= TASK TO COMPLETE =
Select, from the data, each line where "icon" occurs.

= RAW DATA =

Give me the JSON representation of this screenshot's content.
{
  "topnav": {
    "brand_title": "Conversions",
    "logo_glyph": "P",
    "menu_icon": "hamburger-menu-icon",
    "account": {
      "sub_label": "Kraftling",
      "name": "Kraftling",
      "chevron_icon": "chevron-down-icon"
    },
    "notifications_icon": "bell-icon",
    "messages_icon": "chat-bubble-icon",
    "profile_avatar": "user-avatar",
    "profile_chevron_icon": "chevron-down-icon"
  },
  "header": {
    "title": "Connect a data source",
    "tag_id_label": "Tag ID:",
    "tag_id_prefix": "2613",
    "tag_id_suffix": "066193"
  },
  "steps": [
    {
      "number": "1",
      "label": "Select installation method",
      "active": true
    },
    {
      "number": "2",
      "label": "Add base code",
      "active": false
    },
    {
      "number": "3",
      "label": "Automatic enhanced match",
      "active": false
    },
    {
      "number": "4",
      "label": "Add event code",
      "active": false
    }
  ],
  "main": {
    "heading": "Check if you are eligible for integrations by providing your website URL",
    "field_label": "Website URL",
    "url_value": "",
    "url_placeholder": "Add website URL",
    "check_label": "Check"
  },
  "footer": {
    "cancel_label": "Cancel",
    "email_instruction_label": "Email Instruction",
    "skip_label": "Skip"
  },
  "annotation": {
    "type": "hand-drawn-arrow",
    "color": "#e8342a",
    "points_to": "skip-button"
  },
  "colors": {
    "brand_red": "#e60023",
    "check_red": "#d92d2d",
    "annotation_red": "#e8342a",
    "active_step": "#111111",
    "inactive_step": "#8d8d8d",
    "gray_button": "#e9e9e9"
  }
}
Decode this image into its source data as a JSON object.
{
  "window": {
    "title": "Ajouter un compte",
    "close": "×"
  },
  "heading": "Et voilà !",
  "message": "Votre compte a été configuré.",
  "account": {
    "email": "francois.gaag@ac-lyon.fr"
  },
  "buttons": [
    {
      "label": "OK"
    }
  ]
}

= OUTPUT OF THE EXERCISE =
    "menu_icon": "hamburger-menu-icon",
      "chevron_icon": "chevron-down-icon"
    "notifications_icon": "bell-icon",
    "messages_icon": "chat-bubble-icon",
    "profile_chevron_icon": "chevron-down-icon"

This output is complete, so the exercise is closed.